> _GOAL_: What is the number of lines in these entries that contain "object"? State it alone.

> _ENTRIES SHOWN_:
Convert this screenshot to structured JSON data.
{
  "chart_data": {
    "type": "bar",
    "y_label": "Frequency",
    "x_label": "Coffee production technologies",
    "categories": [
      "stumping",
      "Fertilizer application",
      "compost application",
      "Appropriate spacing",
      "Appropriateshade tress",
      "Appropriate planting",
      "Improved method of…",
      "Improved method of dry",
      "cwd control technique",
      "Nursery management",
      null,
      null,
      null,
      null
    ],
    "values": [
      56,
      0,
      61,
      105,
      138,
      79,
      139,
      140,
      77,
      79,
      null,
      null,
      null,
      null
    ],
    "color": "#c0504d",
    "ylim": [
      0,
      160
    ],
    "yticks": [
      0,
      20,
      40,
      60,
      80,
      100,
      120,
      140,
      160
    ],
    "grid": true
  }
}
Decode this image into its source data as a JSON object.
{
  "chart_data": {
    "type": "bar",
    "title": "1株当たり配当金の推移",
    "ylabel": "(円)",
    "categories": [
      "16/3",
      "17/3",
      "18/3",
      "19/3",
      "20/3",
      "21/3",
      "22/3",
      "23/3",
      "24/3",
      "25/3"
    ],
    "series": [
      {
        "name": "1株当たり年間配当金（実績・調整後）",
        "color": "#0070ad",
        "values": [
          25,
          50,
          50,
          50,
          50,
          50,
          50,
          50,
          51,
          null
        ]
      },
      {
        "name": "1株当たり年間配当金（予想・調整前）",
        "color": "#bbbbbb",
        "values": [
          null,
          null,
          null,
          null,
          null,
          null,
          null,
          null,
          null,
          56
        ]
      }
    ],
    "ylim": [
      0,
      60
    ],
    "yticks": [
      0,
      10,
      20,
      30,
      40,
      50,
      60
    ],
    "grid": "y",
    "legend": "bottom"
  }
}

* * *

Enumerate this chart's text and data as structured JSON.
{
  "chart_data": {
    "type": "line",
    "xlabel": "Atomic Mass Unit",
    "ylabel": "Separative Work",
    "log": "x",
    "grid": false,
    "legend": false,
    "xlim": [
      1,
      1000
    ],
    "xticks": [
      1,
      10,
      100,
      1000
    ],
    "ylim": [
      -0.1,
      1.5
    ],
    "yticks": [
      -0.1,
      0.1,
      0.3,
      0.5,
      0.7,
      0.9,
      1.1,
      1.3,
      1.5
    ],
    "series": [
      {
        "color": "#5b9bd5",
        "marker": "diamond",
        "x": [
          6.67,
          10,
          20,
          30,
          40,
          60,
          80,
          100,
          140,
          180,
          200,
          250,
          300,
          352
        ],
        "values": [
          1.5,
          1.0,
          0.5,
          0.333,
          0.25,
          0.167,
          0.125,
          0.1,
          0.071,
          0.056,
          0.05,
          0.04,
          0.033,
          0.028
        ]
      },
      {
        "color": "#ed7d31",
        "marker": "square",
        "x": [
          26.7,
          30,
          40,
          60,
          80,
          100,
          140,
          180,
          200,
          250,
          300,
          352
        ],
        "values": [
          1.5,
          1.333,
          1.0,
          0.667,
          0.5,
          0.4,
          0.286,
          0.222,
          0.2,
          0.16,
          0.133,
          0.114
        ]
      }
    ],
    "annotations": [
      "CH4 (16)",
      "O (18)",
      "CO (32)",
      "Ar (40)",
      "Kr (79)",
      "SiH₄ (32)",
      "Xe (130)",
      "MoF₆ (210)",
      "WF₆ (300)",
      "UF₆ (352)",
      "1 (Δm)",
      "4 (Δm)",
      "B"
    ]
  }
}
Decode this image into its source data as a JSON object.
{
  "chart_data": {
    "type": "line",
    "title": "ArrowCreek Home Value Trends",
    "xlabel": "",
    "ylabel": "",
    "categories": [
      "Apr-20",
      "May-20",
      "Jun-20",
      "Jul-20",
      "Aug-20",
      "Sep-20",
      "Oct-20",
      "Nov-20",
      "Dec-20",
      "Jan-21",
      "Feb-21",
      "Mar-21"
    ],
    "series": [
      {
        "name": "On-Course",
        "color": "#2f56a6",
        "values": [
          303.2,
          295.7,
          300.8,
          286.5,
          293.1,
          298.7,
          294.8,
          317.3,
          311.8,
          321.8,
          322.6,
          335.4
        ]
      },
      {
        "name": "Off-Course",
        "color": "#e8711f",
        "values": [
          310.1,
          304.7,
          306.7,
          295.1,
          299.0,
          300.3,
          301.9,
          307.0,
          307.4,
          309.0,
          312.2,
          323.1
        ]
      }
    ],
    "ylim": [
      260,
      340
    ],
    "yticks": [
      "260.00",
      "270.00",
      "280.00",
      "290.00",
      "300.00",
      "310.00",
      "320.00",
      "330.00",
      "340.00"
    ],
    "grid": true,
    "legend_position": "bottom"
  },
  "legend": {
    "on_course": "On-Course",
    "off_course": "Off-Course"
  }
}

--

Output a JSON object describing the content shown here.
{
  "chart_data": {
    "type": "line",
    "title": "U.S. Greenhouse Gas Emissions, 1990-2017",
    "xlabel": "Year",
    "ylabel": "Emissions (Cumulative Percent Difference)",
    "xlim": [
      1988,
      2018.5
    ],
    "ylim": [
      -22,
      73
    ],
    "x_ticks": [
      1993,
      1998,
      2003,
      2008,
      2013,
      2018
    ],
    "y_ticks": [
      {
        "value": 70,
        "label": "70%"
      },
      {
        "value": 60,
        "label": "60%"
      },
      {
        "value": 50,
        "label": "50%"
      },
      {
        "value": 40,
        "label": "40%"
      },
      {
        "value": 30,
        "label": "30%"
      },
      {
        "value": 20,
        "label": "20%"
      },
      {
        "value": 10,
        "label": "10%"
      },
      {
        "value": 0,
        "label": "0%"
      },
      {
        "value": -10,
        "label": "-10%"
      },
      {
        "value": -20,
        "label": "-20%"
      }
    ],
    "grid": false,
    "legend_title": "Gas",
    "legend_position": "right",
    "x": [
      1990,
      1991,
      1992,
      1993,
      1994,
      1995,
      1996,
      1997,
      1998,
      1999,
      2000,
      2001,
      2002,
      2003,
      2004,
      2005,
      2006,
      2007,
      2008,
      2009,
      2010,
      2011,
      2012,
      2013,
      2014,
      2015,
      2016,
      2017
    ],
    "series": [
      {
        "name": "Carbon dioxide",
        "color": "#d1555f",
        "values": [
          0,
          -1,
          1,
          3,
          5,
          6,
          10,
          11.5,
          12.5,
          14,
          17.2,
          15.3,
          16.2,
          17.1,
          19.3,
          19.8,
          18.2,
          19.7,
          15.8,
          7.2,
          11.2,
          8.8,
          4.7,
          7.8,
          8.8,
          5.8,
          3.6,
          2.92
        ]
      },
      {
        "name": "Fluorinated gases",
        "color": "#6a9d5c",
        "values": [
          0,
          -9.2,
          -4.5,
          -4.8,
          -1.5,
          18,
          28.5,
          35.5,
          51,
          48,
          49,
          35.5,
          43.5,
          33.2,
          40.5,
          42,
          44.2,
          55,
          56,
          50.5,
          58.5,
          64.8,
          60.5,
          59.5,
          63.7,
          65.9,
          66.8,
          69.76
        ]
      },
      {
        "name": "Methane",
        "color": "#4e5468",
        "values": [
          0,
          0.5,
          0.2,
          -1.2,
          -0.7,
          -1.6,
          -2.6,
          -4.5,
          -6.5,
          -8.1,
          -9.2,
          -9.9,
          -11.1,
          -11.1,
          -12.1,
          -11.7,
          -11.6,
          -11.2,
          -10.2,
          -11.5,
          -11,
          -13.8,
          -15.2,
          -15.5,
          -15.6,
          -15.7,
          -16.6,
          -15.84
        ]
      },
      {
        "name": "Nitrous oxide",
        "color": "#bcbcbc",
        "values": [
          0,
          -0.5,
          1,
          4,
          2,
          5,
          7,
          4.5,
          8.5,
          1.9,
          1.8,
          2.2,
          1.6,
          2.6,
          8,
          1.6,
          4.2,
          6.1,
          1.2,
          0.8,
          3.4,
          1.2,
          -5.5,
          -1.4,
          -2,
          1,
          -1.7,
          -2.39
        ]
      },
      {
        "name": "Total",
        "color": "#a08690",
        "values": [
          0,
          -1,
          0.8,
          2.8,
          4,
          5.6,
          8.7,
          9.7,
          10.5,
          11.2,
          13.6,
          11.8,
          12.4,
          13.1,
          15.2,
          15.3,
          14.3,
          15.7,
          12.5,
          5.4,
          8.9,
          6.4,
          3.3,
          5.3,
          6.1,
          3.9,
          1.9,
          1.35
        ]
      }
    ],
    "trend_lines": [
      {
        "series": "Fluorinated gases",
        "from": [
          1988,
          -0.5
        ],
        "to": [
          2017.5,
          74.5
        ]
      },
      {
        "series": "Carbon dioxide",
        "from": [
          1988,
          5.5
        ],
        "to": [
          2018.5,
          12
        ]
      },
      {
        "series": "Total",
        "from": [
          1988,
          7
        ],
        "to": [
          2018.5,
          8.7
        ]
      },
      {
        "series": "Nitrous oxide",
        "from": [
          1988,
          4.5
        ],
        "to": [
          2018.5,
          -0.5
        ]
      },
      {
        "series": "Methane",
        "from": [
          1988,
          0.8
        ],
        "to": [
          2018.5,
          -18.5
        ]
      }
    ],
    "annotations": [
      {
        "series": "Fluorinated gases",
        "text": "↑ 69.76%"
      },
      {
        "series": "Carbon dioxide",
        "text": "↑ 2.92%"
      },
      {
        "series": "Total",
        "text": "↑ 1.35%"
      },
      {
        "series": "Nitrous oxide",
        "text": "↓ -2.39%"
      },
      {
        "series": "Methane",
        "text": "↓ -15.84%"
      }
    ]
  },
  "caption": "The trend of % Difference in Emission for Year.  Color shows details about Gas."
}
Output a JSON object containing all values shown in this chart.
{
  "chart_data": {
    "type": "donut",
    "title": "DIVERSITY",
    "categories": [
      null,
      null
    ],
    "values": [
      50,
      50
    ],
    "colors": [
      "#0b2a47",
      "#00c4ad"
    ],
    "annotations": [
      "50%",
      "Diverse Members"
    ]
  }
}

> _EXERCISE OUTPUT_: 4